GIVEN REQUEST: Print exactly, and only, the lines running from the line containing "Output the text content of this document." through the end of the records below.

(Stored records)
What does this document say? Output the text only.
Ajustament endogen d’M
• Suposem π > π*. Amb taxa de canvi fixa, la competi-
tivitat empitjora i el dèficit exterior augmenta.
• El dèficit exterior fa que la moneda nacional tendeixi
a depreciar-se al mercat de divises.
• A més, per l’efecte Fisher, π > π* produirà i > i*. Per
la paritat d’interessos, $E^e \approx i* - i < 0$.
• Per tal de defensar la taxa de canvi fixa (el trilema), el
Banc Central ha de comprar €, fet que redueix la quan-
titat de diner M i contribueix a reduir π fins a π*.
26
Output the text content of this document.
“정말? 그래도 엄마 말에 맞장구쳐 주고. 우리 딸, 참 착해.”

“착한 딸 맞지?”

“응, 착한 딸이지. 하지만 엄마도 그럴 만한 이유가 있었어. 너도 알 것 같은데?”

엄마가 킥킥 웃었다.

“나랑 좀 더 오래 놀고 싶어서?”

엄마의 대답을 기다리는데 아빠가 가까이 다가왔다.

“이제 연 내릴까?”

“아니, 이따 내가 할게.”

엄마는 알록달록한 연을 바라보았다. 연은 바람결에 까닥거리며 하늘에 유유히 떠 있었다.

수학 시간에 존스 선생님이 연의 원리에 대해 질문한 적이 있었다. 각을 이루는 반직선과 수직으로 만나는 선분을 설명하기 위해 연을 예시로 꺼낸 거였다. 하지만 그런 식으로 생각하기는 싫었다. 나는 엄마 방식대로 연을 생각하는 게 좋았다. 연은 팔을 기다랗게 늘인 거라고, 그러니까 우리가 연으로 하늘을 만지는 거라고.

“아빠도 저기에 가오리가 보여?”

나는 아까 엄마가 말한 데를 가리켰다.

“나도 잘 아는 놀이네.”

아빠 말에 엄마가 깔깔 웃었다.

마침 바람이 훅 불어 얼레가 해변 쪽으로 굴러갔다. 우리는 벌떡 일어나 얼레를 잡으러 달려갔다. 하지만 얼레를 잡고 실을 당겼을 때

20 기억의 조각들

EXPECTED ANSWER:
Output the text content of this document.
“정말? 그래도 엄마 말에 맞장구쳐 주고. 우리 딸, 참 착해.”

“착한 딸 맞지?”

“응, 착한 딸이지. 하지만 엄마도 그럴 만한 이유가 있었어. 너도 알 것 같은데?”

엄마가 킥킥 웃었다.

“나랑 좀 더 오래 놀고 싶어서?”

엄마의 대답을 기다리는데 아빠가 가까이 다가왔다.

“이제 연 내릴까?”

“아니, 이따 내가 할게.”

엄마는 알록달록한 연을 바라보았다. 연은 바람결에 까닥거리며 하늘에 유유히 떠 있었다.

수학 시간에 존스 선생님이 연의 원리에 대해 질문한 적이 있었다. 각을 이루는 반직선과 수직으로 만나는 선분을 설명하기 위해 연을 예시로 꺼낸 거였다. 하지만 그런 식으로 생각하기는 싫었다. 나는 엄마 방식대로 연을 생각하는 게 좋았다. 연은 팔을 기다랗게 늘인 거라고, 그러니까 우리가 연으로 하늘을 만지는 거라고.

“아빠도 저기에 가오리가 보여?”

나는 아까 엄마가 말한 데를 가리켰다.

“나도 잘 아는 놀이네.”

아빠 말에 엄마가 깔깔 웃었다.

마침 바람이 훅 불어 얼레가 해변 쪽으로 굴러갔다. 우리는 벌떡 일어나 얼레를 잡으러 달려갔다. 하지만 얼레를 잡고 실을 당겼을 때

20 기억의 조각들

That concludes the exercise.